SOURCE DATA:
....
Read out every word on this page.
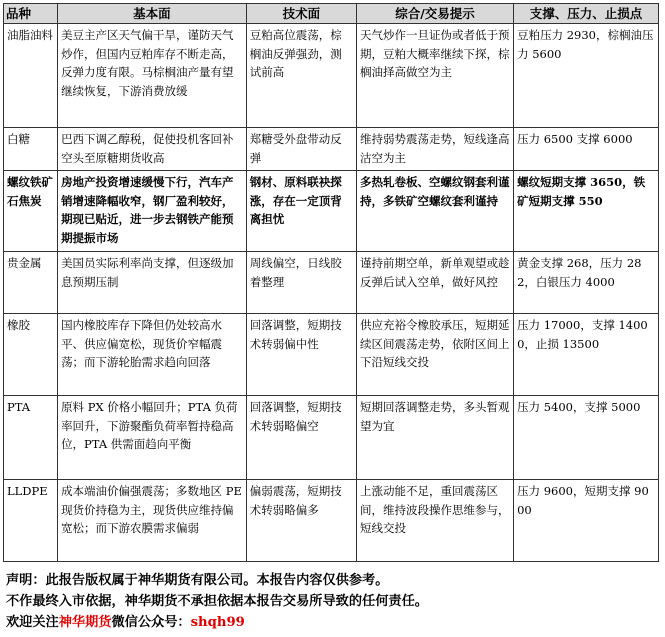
品种	基本面	技术面	综合/交易提示	支撑、压力、止损点
油脂油料	美豆主产区天气偏干旱，谨防天气炒作，但国内豆粕库存不断走高，反弹力度有限。马棕榈油产量有望继续恢复，下游消费放缓	豆粕高位震荡，棕榈油反弹强劲，测试前高	天气炒作一旦证伪或者低于预期，豆粕大概率继续下探，棕榈油择高做空为主	豆粕压力 2930，棕榈油压力 5600
白糖	巴西下调乙醇税，促使投机客回补空头至原糖期货收高	郑糖受外盘带动反弹	维持弱势震荡走势，短线逢高沽空为主	压力 6500 支撑 6000
螺纹铁矿石焦炭	房地产投资增速缓慢下行，汽车产销增速降幅收窄，钢厂盈利较好，期现已贴近，进一步去钢铁产能预期提振市场	钢材、原料联袂探涨，存在一定顶背离担忧	多热轧卷板、空螺纹钢套利谨持，多铁矿空螺纹套利谨持	螺纹短期支撑 3650，铁矿短期支撑 550
贵金属	美国员实际利率尚支撑，但逐级加息预期压制	周线偏空，日线胶着整理	谨持前期空单，新单观望或趁反弹后试入空单，做好风控	黄金支撑 268，压力 282，白银压力 4000
橡胶	国内橡胶库存下降但仍处较高水平、供应偏宽松，现货价窄幅震荡；而下游轮胎需求趋向回落	回落调整，短期技术转弱偏中性	供应充裕令橡胶承压，短期延续区间震荡走势，依附区间上下沿短线交投	压力 17000，支撑 14000，止损 13500
PTA	原料 PX 价格小幅回升；PTA 负荷率回升，下游聚酯负荷率暂持稳高位，PTA 供需面趋向平衡	回落调整，短期技术转弱略偏空	短期回落调整走势，多头暂观望为宜	压力 5400，支撑 5000
LLDPE	成本端油价偏强震荡；多数地区 PE 现货价持稳为主，现货供应维持偏宽松；而下游农膜需求偏弱	偏弱震荡，短期技术转弱略偏多	上涨动能不足，重回震荡区间，维持波段操作思维参与，短线交投	压力 9600，短期支撑 9000
声明：此报告版权属于神华期货有限公司。本报告内容仅供参考。
不作最终入市依据，神华期货不承担依据本报告交易所导致的任何责任。
欢迎关注神华期货微信公众号：shqh99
....
PROBLEM STATEMENT:
Write out each entry exactly as given, but skip the pictures.

RESPONSE:
Read out every word on this page.
品种	基本面	技术面	综合/交易提示	支撑、压力、止损点
油脂油料	美豆主产区天气偏干旱，谨防天气炒作，但国内豆粕库存不断走高，反弹力度有限。马棕榈油产量有望继续恢复，下游消费放缓	豆粕高位震荡，棕榈油反弹强劲，测试前高	天气炒作一旦证伪或者低于预期，豆粕大概率继续下探，棕榈油择高做空为主	豆粕压力 2930，棕榈油压力 5600
白糖	巴西下调乙醇税，促使投机客回补空头至原糖期货收高	郑糖受外盘带动反弹	维持弱势震荡走势，短线逢高沽空为主	压力 6500 支撑 6000
螺纹铁矿石焦炭	房地产投资增速缓慢下行，汽车产销增速降幅收窄，钢厂盈利较好，期现已贴近，进一步去钢铁产能预期提振市场	钢材、原料联袂探涨，存在一定顶背离担忧	多热轧卷板、空螺纹钢套利谨持，多铁矿空螺纹套利谨持	螺纹短期支撑 3650，铁矿短期支撑 550
贵金属	美国员实际利率尚支撑，但逐级加息预期压制	周线偏空，日线胶着整理	谨持前期空单，新单观望或趁反弹后试入空单，做好风控	黄金支撑 268，压力 282，白银压力 4000
橡胶	国内橡胶库存下降但仍处较高水平、供应偏宽松，现货价窄幅震荡；而下游轮胎需求趋向回落	回落调整，短期技术转弱偏中性	供应充裕令橡胶承压，短期延续区间震荡走势，依附区间上下沿短线交投	压力 17000，支撑 14000，止损 13500
PTA	原料 PX 价格小幅回升；PTA 负荷率回升，下游聚酯负荷率暂持稳高位，PTA 供需面趋向平衡	回落调整，短期技术转弱略偏空	短期回落调整走势，多头暂观望为宜	压力 5400，支撑 5000
LLDPE	成本端油价偏强震荡；多数地区 PE 现货价持稳为主，现货供应维持偏宽松；而下游农膜需求偏弱	偏弱震荡，短期技术转弱略偏多	上涨动能不足，重回震荡区间，维持波段操作思维参与，短线交投	压力 9600，短期支撑 9000
声明：此报告版权属于神华期货有限公司。本报告内容仅供参考。
不作最终入市依据，神华期货不承担依据本报告交易所导致的任何责任。
欢迎关注神华期货微信公众号：shqh99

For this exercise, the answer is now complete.